#### WHAT IS NEEDED:
Retype each record shown below, leaving every character as it is.

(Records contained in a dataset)
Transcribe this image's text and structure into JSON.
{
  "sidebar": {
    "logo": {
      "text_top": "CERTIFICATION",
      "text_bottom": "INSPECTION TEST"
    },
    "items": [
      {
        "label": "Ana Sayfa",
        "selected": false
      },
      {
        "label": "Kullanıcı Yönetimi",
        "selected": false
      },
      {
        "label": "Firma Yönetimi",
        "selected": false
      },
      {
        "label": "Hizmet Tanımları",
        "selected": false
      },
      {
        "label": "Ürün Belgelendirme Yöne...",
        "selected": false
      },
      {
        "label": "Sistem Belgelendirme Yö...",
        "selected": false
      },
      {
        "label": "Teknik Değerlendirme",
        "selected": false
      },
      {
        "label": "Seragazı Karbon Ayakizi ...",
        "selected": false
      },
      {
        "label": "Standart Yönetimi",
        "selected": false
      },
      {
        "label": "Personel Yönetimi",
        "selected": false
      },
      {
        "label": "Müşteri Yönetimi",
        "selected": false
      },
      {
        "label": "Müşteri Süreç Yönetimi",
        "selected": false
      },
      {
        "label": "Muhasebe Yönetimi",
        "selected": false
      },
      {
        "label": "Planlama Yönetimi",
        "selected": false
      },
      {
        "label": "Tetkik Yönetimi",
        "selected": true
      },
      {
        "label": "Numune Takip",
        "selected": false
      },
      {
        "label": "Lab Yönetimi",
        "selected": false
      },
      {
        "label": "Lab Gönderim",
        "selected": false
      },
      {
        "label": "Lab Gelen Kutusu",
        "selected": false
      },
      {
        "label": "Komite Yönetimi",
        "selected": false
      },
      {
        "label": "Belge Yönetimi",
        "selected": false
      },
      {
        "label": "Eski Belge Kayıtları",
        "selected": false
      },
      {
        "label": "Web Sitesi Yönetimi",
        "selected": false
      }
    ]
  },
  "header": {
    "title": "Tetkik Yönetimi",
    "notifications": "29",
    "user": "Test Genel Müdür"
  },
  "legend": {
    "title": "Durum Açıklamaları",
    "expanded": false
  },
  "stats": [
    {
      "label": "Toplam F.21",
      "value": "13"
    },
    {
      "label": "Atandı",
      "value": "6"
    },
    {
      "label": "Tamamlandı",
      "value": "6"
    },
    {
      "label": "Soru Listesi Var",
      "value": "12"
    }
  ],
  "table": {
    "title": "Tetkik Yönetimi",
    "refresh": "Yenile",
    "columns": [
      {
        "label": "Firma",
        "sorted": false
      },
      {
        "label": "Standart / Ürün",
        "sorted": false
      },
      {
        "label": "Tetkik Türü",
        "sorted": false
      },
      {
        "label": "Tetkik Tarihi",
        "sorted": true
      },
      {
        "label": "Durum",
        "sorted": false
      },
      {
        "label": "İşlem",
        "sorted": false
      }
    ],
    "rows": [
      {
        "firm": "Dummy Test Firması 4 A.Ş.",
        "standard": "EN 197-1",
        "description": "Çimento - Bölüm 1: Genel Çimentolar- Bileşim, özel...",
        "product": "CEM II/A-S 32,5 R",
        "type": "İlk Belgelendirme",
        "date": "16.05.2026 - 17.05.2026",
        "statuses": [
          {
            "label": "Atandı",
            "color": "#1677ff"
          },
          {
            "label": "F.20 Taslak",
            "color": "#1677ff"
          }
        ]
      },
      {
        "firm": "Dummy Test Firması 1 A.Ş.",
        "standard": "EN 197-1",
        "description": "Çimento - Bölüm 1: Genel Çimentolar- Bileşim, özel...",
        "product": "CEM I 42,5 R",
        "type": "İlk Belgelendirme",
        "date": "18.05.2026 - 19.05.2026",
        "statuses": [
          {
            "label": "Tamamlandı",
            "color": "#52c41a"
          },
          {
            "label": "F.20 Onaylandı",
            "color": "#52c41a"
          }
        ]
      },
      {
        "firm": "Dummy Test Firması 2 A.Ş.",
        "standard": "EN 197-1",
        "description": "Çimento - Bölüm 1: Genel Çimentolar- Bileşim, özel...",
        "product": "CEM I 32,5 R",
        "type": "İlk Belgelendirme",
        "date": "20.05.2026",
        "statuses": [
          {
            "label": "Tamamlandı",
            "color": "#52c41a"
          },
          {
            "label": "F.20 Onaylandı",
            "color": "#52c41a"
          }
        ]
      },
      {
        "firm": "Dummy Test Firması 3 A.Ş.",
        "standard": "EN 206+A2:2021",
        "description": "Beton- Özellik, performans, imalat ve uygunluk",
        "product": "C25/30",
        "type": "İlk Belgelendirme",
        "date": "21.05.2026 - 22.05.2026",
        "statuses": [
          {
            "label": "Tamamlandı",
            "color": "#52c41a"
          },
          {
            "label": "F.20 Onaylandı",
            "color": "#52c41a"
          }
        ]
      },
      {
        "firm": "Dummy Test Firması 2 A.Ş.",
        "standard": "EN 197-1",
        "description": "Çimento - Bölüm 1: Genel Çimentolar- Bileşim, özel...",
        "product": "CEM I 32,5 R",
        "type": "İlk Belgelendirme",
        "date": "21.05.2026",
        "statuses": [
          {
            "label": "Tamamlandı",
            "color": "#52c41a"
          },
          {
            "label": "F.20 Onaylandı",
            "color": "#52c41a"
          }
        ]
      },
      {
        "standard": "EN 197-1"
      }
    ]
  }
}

#### REPLY:
Transcribe this image's text and structure into JSON.
{
  "sidebar": {
    "logo": {
      "text_top": "CERTIFICATION",
      "text_bottom": "INSPECTION TEST"
    },
    "items": [
      {
        "label": "Ana Sayfa",
        "selected": false
      },
      {
        "label": "Kullanıcı Yönetimi",
        "selected": false
      },
      {
        "label": "Firma Yönetimi",
        "selected": false
      },
      {
        "label": "Hizmet Tanımları",
        "selected": false
      },
      {
        "label": "Ürün Belgelendirme Yöne...",
        "selected": false
      },
      {
        "label": "Sistem Belgelendirme Yö...",
        "selected": false
      },
      {
        "label": "Teknik Değerlendirme",
        "selected": false
      },
      {
        "label": "Seragazı Karbon Ayakizi ...",
        "selected": false
      },
      {
        "label": "Standart Yönetimi",
        "selected": false
      },
      {
        "label": "Personel Yönetimi",
        "selected": false
      },
      {
        "label": "Müşteri Yönetimi",
        "selected": false
      },
      {
        "label": "Müşteri Süreç Yönetimi",
        "selected": false
      },
      {
        "label": "Muhasebe Yönetimi",
        "selected": false
      },
      {
        "label": "Planlama Yönetimi",
        "selected": false
      },
      {
        "label": "Tetkik Yönetimi",
        "selected": true
      },
      {
        "label": "Numune Takip",
        "selected": false
      },
      {
        "label": "Lab Yönetimi",
        "selected": false
      },
      {
        "label": "Lab Gönderim",
        "selected": false
      },
      {
        "label": "Lab Gelen Kutusu",
        "selected": false
      },
      {
        "label": "Komite Yönetimi",
        "selected": false
      },
      {
        "label": "Belge Yönetimi",
        "selected": false
      },
      {
        "label": "Eski Belge Kayıtları",
        "selected": false
      },
      {
        "label": "Web Sitesi Yönetimi",
        "selected": false
      }
    ]
  },
  "header": {
    "title": "Tetkik Yönetimi",
    "notifications": "29",
    "user": "Test Genel Müdür"
  },
  "legend": {
    "title": "Durum Açıklamaları",
    "expanded": false
  },
  "stats": [
    {
      "label": "Toplam F.21",
      "value": "13"
    },
    {
      "label": "Atandı",
      "value": "6"
    },
    {
      "label": "Tamamlandı",
      "value": "6"
    },
    {
      "label": "Soru Listesi Var",
      "value": "12"
    }
  ],
  "table": {
    "title": "Tetkik Yönetimi",
    "refresh": "Yenile",
    "columns": [
      {
        "label": "Firma",
        "sorted": false
      },
      {
        "label": "Standart / Ürün",
        "sorted": false
      },
      {
        "label": "Tetkik Türü",
        "sorted": false
      },
      {
        "label": "Tetkik Tarihi",
        "sorted": true
      },
      {
        "label": "Durum",
        "sorted": false
      },
      {
        "label": "İşlem",
        "sorted": false
      }
    ],
    "rows": [
      {
        "firm": "Dummy Test Firması 4 A.Ş.",
        "standard": "EN 197-1",
        "description": "Çimento - Bölüm 1: Genel Çimentolar- Bileşim, özel...",
        "product": "CEM II/A-S 32,5 R",
        "type": "İlk Belgelendirme",
        "date": "16.05.2026 - 17.05.2026",
        "statuses": [
          {
            "label": "Atandı",
            "color": "#1677ff"
          },
          {
            "label": "F.20 Taslak",
            "color": "#1677ff"
          }
        ]
      },
      {
        "firm": "Dummy Test Firması 1 A.Ş.",
        "standard": "EN 197-1",
        "description": "Çimento - Bölüm 1: Genel Çimentolar- Bileşim, özel...",
        "product": "CEM I 42,5 R",
        "type": "İlk Belgelendirme",
        "date": "18.05.2026 - 19.05.2026",
        "statuses": [
          {
            "label": "Tamamlandı",
            "color": "#52c41a"
          },
          {
            "label": "F.20 Onaylandı",
            "color": "#52c41a"
          }
        ]
      },
      {
        "firm": "Dummy Test Firması 2 A.Ş.",
        "standard": "EN 197-1",
        "description": "Çimento - Bölüm 1: Genel Çimentolar- Bileşim, özel...",
        "product": "CEM I 32,5 R",
        "type": "İlk Belgelendirme",
        "date": "20.05.2026",
        "statuses": [
          {
            "label": "Tamamlandı",
            "color": "#52c41a"
          },
          {
            "label": "F.20 Onaylandı",
            "color": "#52c41a"
          }
        ]
      },
      {
        "firm": "Dummy Test Firması 3 A.Ş.",
        "standard": "EN 206+A2:2021",
        "description": "Beton- Özellik, performans, imalat ve uygunluk",
        "product": "C25/30",
        "type": "İlk Belgelendirme",
        "date": "21.05.2026 - 22.05.2026",
        "statuses": [
          {
            "label": "Tamamlandı",
            "color": "#52c41a"
          },
          {
            "label": "F.20 Onaylandı",
            "color": "#52c41a"
          }
        ]
      },
      {
        "firm": "Dummy Test Firması 2 A.Ş.",
        "standard": "EN 197-1",
        "description": "Çimento - Bölüm 1: Genel Çimentolar- Bileşim, özel...",
        "product": "CEM I 32,5 R",
        "type": "İlk Belgelendirme",
        "date": "21.05.2026",
        "statuses": [
          {
            "label": "Tamamlandı",
            "color": "#52c41a"
          },
          {
            "label": "F.20 Onaylandı",
            "color": "#52c41a"
          }
        ]
      },
      {
        "standard": "EN 197-1"
      }
    ]
  }
}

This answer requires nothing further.